** Opening DATASET RECORDS block **

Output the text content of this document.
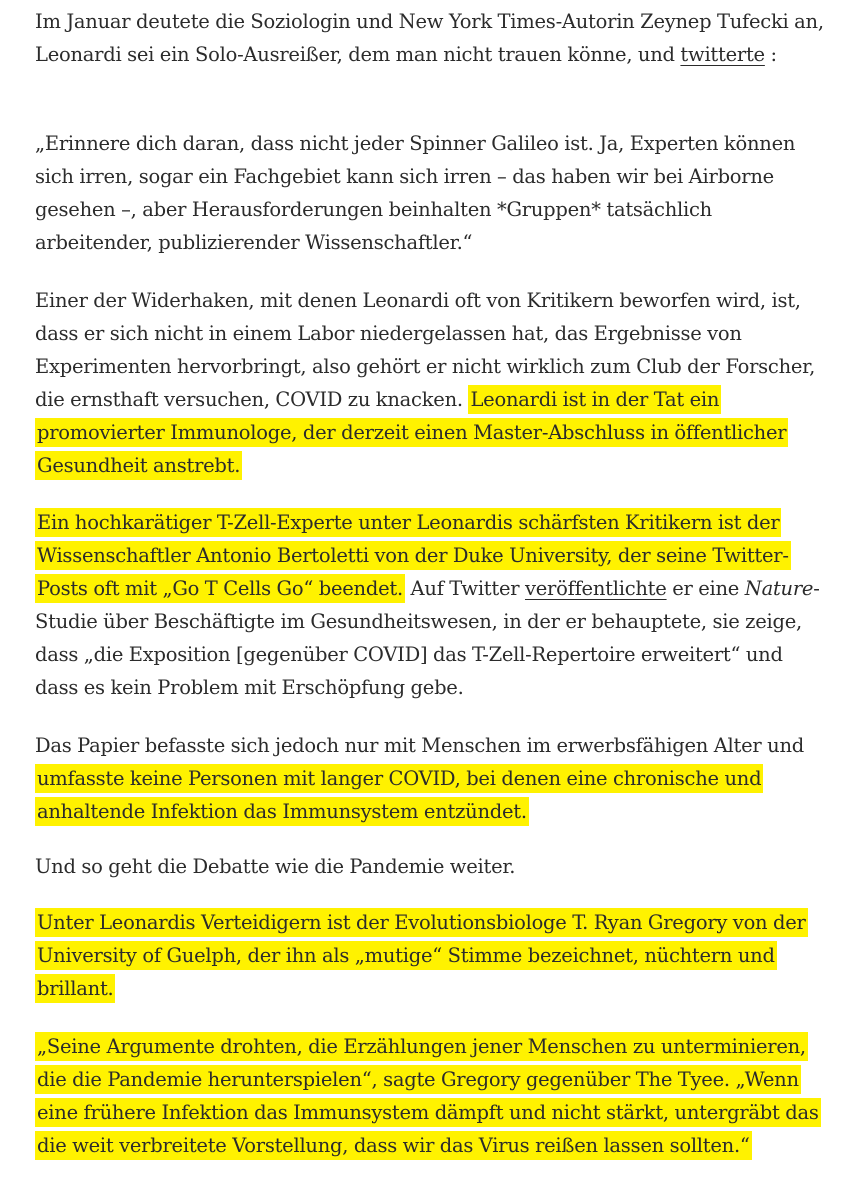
Im Januar deutete die Soziologin und New York Times-Autorin Zeynep Tufecki an, Leonardi sei ein Solo-Ausreißer, dem man nicht trauen könne, und twitterte :

„Erinnere dich daran, dass nicht jeder Spinner Galileo ist. Ja, Experten können sich irren, sogar ein Fachgebiet kann sich irren – das haben wir bei Airborne gesehen –, aber Herausforderungen beinhalten *Gruppen* tatsächlich arbeitender, publizierender Wissenschaftler.“

Einer der Widerhaken, mit denen Leonardi oft von Kritikern beworfen wird, ist, dass er sich nicht in einem Labor niedergelassen hat, das Ergebnisse von Experimenten hervorbringt, also gehört er nicht wirklich zum Club der Forscher, die ernsthaft versuchen, COVID zu knacken. Leonardi ist in der Tat ein promovierter Immunologe, der derzeit einen Master-Abschluss in öffentlicher Gesundheit anstrebt.

Ein hochkarätiger T-Zell-Experte unter Leonardis schärfsten Kritikern ist der Wissenschaftler Antonio Bertoletti von der Duke University, der seine Twitter-Posts oft mit „Go T Cells Go“ beendet. Auf Twitter veröffentlichte er eine Nature- Studie über Beschäftigte im Gesundheitswesen, in der er behauptete, sie zeige, dass „die Exposition [gegenüber COVID] das T-Zell-Repertoire erweitert“ und dass es kein Problem mit Erschöpfung gebe.

Das Papier befasste sich jedoch nur mit Menschen im erwerbsfähigen Alter und umfasste keine Personen mit langer COVID, bei denen eine chronische und anhaltende Infektion das Immunsystem entzündet.

Und so geht die Debatte wie die Pandemie weiter.

Unter Leonardis Verteidigern ist der Evolutionsbiologe T. Ryan Gregory von der University of Guelph, der ihn als „mutige“ Stimme bezeichnet, nüchtern und brillant.

„Seine Argumente drohten, die Erzählungen jener Menschen zu unterminieren, die die Pandemie herunterspielen“, sagte Gregory gegenüber The Tyee. „Wenn eine frühere Infektion das Immunsystem dämpft und nicht stärkt, untergräbt das die weit verbreitete Vorstellung, dass wir das Virus reißen lassen sollten.“
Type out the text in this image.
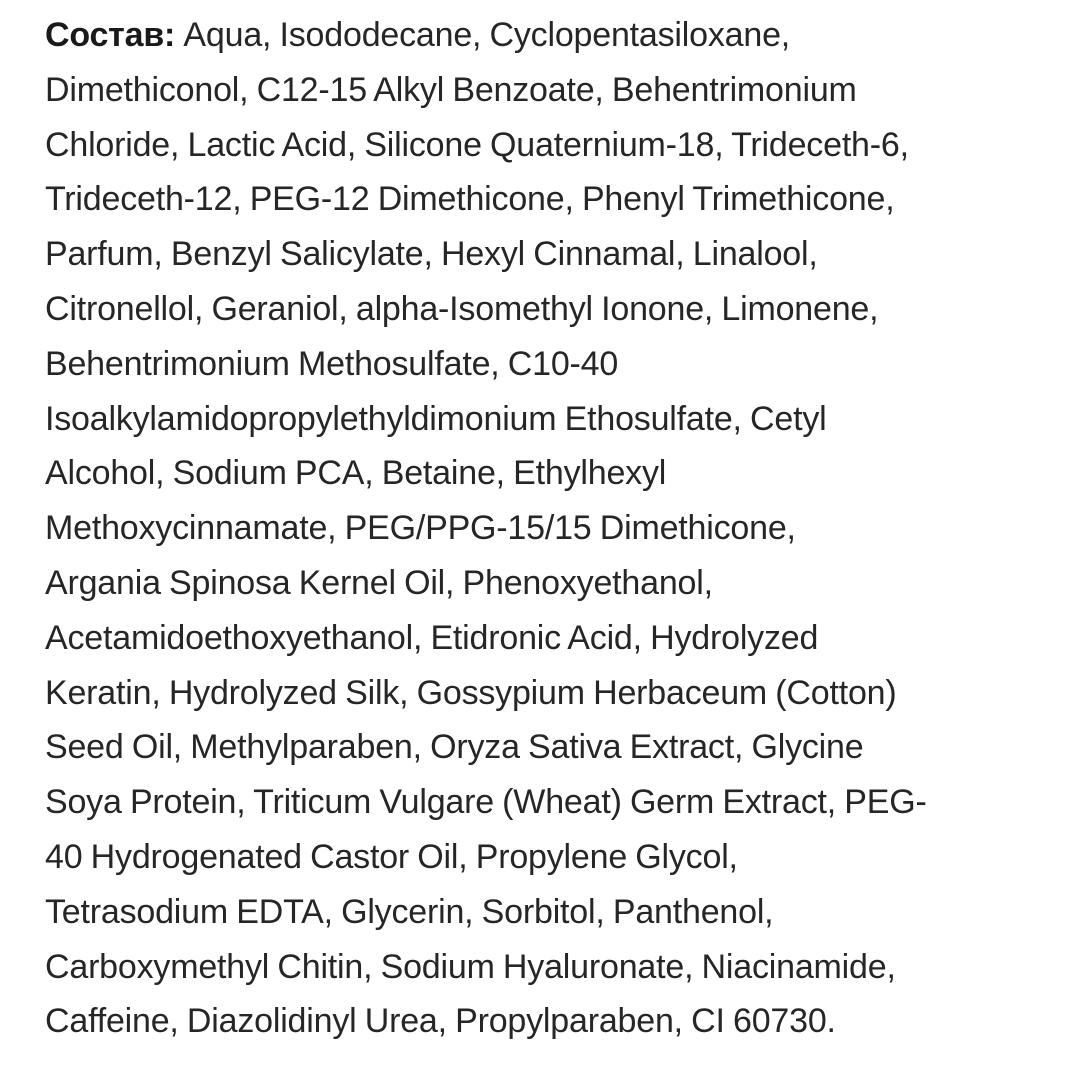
Состав: Aqua, Isododecane, Cyclopentasiloxane,
Dimethiconol, C12-15 Alkyl Benzoate, Behentrimonium
Chloride, Lactic Acid, Silicone Quaternium-18, Trideceth-6,
Trideceth-12, PEG-12 Dimethicone, Phenyl Trimethicone,
Parfum, Benzyl Salicylate, Hexyl Cinnamal, Linalool,
Citronellol, Geraniol, alpha-Isomethyl Ionone, Limonene,
Behentrimonium Methosulfate, C10-40
Isoalkylamidopropylethyldimonium Ethosulfate, Cetyl
Alcohol, Sodium PCA, Betaine, Ethylhexyl
Methoxycinnamate, PEG/PPG-15/15 Dimethicone,
Argania Spinosa Kernel Oil, Phenoxyethanol,
Acetamidoethoxyethanol, Etidronic Acid, Hydrolyzed
Keratin, Hydrolyzed Silk, Gossypium Herbaceum (Cotton)
Seed Oil, Methylparaben, Oryza Sativa Extract, Glycine
Soya Protein, Triticum Vulgare (Wheat) Germ Extract, PEG-
40 Hydrogenated Castor Oil, Propylene Glycol,
Tetrasodium EDTA, Glycerin, Sorbitol, Panthenol,
Carboxymethyl Chitin, Sodium Hyaluronate, Niacinamide,
Caffeine, Diazolidinyl Urea, Propylparaben, CI 60730.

** Closing DATASET RECORDS block **

§ YOUR OBJECTIVE: Drop the pictures and reproduce the rest of the data exactly.

§ RESPONSE:
Output the text content of this document.
Im Januar deutete die Soziologin und New York Times-Autorin Zeynep Tufecki an, Leonardi sei ein Solo-Ausreißer, dem man nicht trauen könne, und twitterte :

„Erinnere dich daran, dass nicht jeder Spinner Galileo ist. Ja, Experten können sich irren, sogar ein Fachgebiet kann sich irren – das haben wir bei Airborne gesehen –, aber Herausforderungen beinhalten *Gruppen* tatsächlich arbeitender, publizierender Wissenschaftler.“

Einer der Widerhaken, mit denen Leonardi oft von Kritikern beworfen wird, ist, dass er sich nicht in einem Labor niedergelassen hat, das Ergebnisse von Experimenten hervorbringt, also gehört er nicht wirklich zum Club der Forscher, die ernsthaft versuchen, COVID zu knacken. Leonardi ist in der Tat ein promovierter Immunologe, der derzeit einen Master-Abschluss in öffentlicher Gesundheit anstrebt.

Ein hochkarätiger T-Zell-Experte unter Leonardis schärfsten Kritikern ist der Wissenschaftler Antonio Bertoletti von der Duke University, der seine Twitter-Posts oft mit „Go T Cells Go“ beendet. Auf Twitter veröffentlichte er eine Nature- Studie über Beschäftigte im Gesundheitswesen, in der er behauptete, sie zeige, dass „die Exposition [gegenüber COVID] das T-Zell-Repertoire erweitert“ und dass es kein Problem mit Erschöpfung gebe.

Das Papier befasste sich jedoch nur mit Menschen im erwerbsfähigen Alter und umfasste keine Personen mit langer COVID, bei denen eine chronische und anhaltende Infektion das Immunsystem entzündet.

Und so geht die Debatte wie die Pandemie weiter.

Unter Leonardis Verteidigern ist der Evolutionsbiologe T. Ryan Gregory von der University of Guelph, der ihn als „mutige“ Stimme bezeichnet, nüchtern und brillant.

„Seine Argumente drohten, die Erzählungen jener Menschen zu unterminieren, die die Pandemie herunterspielen“, sagte Gregory gegenüber The Tyee. „Wenn eine frühere Infektion das Immunsystem dämpft und nicht stärkt, untergräbt das die weit verbreitete Vorstellung, dass wir das Virus reißen lassen sollten.“
Type out the text in this image.
Состав: Aqua, Isododecane, Cyclopentasiloxane,
Dimethiconol, C12-15 Alkyl Benzoate, Behentrimonium
Chloride, Lactic Acid, Silicone Quaternium-18, Trideceth-6,
Trideceth-12, PEG-12 Dimethicone, Phenyl Trimethicone,
Parfum, Benzyl Salicylate, Hexyl Cinnamal, Linalool,
Citronellol, Geraniol, alpha-Isomethyl Ionone, Limonene,
Behentrimonium Methosulfate, C10-40
Isoalkylamidopropylethyldimonium Ethosulfate, Cetyl
Alcohol, Sodium PCA, Betaine, Ethylhexyl
Methoxycinnamate, PEG/PPG-15/15 Dimethicone,
Argania Spinosa Kernel Oil, Phenoxyethanol,
Acetamidoethoxyethanol, Etidronic Acid, Hydrolyzed
Keratin, Hydrolyzed Silk, Gossypium Herbaceum (Cotton)
Seed Oil, Methylparaben, Oryza Sativa Extract, Glycine
Soya Protein, Triticum Vulgare (Wheat) Germ Extract, PEG-
40 Hydrogenated Castor Oil, Propylene Glycol,
Tetrasodium EDTA, Glycerin, Sorbitol, Panthenol,
Carboxymethyl Chitin, Sodium Hyaluronate, Niacinamide,
Caffeine, Diazolidinyl Urea, Propylparaben, CI 60730.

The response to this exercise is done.